### Task directions
Reproduce the listing that follows with no differences at all.

### Data rows
○ ○ ○ ○ ○ ○ ○
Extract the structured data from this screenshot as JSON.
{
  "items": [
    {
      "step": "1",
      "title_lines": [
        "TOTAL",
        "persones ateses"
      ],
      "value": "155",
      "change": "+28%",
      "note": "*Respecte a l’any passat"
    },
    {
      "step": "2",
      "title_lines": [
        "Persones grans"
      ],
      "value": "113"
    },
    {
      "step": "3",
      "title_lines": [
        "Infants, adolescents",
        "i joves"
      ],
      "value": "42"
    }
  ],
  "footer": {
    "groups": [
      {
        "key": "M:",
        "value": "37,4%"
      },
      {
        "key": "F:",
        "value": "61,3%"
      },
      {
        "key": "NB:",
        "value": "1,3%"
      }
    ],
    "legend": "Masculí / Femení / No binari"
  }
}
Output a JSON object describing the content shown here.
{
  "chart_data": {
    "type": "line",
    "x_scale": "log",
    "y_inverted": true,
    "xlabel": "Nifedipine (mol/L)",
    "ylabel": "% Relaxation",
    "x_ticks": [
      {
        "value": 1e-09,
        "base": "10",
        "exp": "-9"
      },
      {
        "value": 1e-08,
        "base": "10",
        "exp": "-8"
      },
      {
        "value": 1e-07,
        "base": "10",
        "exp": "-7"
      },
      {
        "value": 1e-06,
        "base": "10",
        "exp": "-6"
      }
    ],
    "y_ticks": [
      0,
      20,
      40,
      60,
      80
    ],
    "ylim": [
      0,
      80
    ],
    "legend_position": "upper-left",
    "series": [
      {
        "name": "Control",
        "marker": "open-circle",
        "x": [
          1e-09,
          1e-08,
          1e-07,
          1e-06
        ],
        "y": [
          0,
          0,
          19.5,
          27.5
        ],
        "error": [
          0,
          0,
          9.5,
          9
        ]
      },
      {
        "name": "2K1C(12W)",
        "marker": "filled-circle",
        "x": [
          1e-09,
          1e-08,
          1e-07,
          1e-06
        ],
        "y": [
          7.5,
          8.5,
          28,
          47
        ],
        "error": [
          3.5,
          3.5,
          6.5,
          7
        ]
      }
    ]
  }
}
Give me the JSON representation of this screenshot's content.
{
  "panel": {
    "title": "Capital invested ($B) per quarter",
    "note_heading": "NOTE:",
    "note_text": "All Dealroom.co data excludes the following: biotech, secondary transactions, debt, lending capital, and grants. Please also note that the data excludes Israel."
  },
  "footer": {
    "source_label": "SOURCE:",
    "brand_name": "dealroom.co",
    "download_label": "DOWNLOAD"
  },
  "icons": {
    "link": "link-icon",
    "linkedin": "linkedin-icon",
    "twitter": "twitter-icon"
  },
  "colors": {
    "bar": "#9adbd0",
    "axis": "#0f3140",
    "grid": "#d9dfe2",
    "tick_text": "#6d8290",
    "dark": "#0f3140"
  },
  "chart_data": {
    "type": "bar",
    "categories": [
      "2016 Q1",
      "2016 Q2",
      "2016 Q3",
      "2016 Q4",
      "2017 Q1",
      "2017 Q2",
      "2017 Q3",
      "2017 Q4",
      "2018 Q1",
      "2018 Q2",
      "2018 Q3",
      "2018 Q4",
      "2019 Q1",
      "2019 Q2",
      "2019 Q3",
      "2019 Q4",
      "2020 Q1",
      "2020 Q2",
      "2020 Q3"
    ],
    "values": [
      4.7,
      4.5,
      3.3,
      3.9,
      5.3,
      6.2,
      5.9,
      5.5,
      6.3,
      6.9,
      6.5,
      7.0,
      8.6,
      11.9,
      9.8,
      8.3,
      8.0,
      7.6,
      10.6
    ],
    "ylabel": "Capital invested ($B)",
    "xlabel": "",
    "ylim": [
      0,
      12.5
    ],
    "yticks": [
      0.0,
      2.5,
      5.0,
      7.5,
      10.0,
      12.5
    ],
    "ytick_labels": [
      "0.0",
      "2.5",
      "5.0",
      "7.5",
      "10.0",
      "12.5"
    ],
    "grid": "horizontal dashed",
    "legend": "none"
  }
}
○ ○ ○ ○ ○ ○ ○
### Correct result
Extract the structured data from this screenshot as JSON.
{
  "items": [
    {
      "step": "1",
      "title_lines": [
        "TOTAL",
        "persones ateses"
      ],
      "value": "155",
      "change": "+28%",
      "note": "*Respecte a l’any passat"
    },
    {
      "step": "2",
      "title_lines": [
        "Persones grans"
      ],
      "value": "113"
    },
    {
      "step": "3",
      "title_lines": [
        "Infants, adolescents",
        "i joves"
      ],
      "value": "42"
    }
  ],
  "footer": {
    "groups": [
      {
        "key": "M:",
        "value": "37,4%"
      },
      {
        "key": "F:",
        "value": "61,3%"
      },
      {
        "key": "NB:",
        "value": "1,3%"
      }
    ],
    "legend": "Masculí / Femení / No binari"
  }
}
Output a JSON object describing the content shown here.
{
  "chart_data": {
    "type": "line",
    "x_scale": "log",
    "y_inverted": true,
    "xlabel": "Nifedipine (mol/L)",
    "ylabel": "% Relaxation",
    "x_ticks": [
      {
        "value": 1e-09,
        "base": "10",
        "exp": "-9"
      },
      {
        "value": 1e-08,
        "base": "10",
        "exp": "-8"
      },
      {
        "value": 1e-07,
        "base": "10",
        "exp": "-7"
      },
      {
        "value": 1e-06,
        "base": "10",
        "exp": "-6"
      }
    ],
    "y_ticks": [
      0,
      20,
      40,
      60,
      80
    ],
    "ylim": [
      0,
      80
    ],
    "legend_position": "upper-left",
    "series": [
      {
        "name": "Control",
        "marker": "open-circle",
        "x": [
          1e-09,
          1e-08,
          1e-07,
          1e-06
        ],
        "y": [
          0,
          0,
          19.5,
          27.5
        ],
        "error": [
          0,
          0,
          9.5,
          9
        ]
      },
      {
        "name": "2K1C(12W)",
        "marker": "filled-circle",
        "x": [
          1e-09,
          1e-08,
          1e-07,
          1e-06
        ],
        "y": [
          7.5,
          8.5,
          28,
          47
        ],
        "error": [
          3.5,
          3.5,
          6.5,
          7
        ]
      }
    ]
  }
}
Give me the JSON representation of this screenshot's content.
{
  "panel": {
    "title": "Capital invested ($B) per quarter",
    "note_heading": "NOTE:",
    "note_text": "All Dealroom.co data excludes the following: biotech, secondary transactions, debt, lending capital, and grants. Please also note that the data excludes Israel."
  },
  "footer": {
    "source_label": "SOURCE:",
    "brand_name": "dealroom.co",
    "download_label": "DOWNLOAD"
  },
  "icons": {
    "link": "link-icon",
    "linkedin": "linkedin-icon",
    "twitter": "twitter-icon"
  },
  "colors": {
    "bar": "#9adbd0",
    "axis": "#0f3140",
    "grid": "#d9dfe2",
    "tick_text": "#6d8290",
    "dark": "#0f3140"
  },
  "chart_data": {
    "type": "bar",
    "categories": [
      "2016 Q1",
      "2016 Q2",
      "2016 Q3",
      "2016 Q4",
      "2017 Q1",
      "2017 Q2",
      "2017 Q3",
      "2017 Q4",
      "2018 Q1",
      "2018 Q2",
      "2018 Q3",
      "2018 Q4",
      "2019 Q1",
      "2019 Q2",
      "2019 Q3",
      "2019 Q4",
      "2020 Q1",
      "2020 Q2",
      "2020 Q3"
    ],
    "values": [
      4.7,
      4.5,
      3.3,
      3.9,
      5.3,
      6.2,
      5.9,
      5.5,
      6.3,
      6.9,
      6.5,
      7.0,
      8.6,
      11.9,
      9.8,
      8.3,
      8.0,
      7.6,
      10.6
    ],
    "ylabel": "Capital invested ($B)",
    "xlabel": "",
    "ylim": [
      0,
      12.5
    ],
    "yticks": [
      0.0,
      2.5,
      5.0,
      7.5,
      10.0,
      12.5
    ],
    "ytick_labels": [
      "0.0",
      "2.5",
      "5.0",
      "7.5",
      "10.0",
      "12.5"
    ],
    "grid": "horizontal dashed",
    "legend": "none"
  }
}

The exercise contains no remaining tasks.